* _What the exercise asks_
Transcribe the material in full. Nothing should differ except that the pictures are left out.

* _Information given_
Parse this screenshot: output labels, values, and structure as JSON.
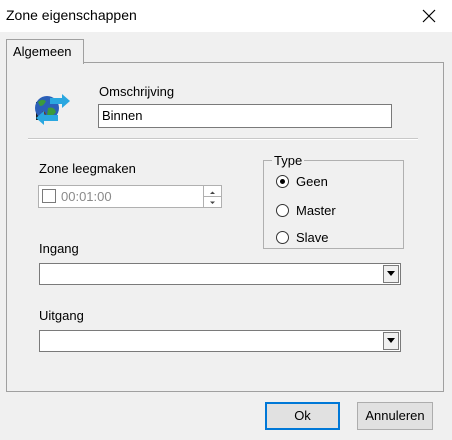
{
  "window": {
    "title": "Zone eigenschappen"
  },
  "tabs": [
    {
      "label": "Algemeen",
      "active": true
    }
  ],
  "description": {
    "label": "Omschrijving",
    "value": "Binnen"
  },
  "clear_zone": {
    "label": "Zone leegmaken",
    "time_value": "00:01:00",
    "checked": false,
    "enabled": false
  },
  "type_group": {
    "title": "Type",
    "options": [
      {
        "label": "Geen",
        "selected": true
      },
      {
        "label": "Master",
        "selected": false
      },
      {
        "label": "Slave",
        "selected": false
      }
    ]
  },
  "input": {
    "label": "Ingang",
    "value": ""
  },
  "output": {
    "label": "Uitgang",
    "value": ""
  },
  "buttons": {
    "ok": "Ok",
    "cancel": "Annuleren"
  },
  "icons": {
    "app": "globe-arrows-icon",
    "close": "close-icon",
    "dropdown": "chevron-down-icon"
  },
  "colors": {
    "focus_border": "#0078d7",
    "disabled_text": "#8a8a8a"
  }
}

* _Written answer_
Parse this screenshot: output labels, values, and structure as JSON.
{
  "window": {
    "title": "Zone eigenschappen"
  },
  "tabs": [
    {
      "label": "Algemeen",
      "active": true
    }
  ],
  "description": {
    "label": "Omschrijving",
    "value": "Binnen"
  },
  "clear_zone": {
    "label": "Zone leegmaken",
    "time_value": "00:01:00",
    "checked": false,
    "enabled": false
  },
  "type_group": {
    "title": "Type",
    "options": [
      {
        "label": "Geen",
        "selected": true
      },
      {
        "label": "Master",
        "selected": false
      },
      {
        "label": "Slave",
        "selected": false
      }
    ]
  },
  "input": {
    "label": "Ingang",
    "value": ""
  },
  "output": {
    "label": "Uitgang",
    "value": ""
  },
  "buttons": {
    "ok": "Ok",
    "cancel": "Annuleren"
  },
  "icons": {
    "app": "globe-arrows-icon",
    "close": "close-icon",
    "dropdown": "chevron-down-icon"
  },
  "colors": {
    "focus_border": "#0078d7",
    "disabled_text": "#8a8a8a"
  }
}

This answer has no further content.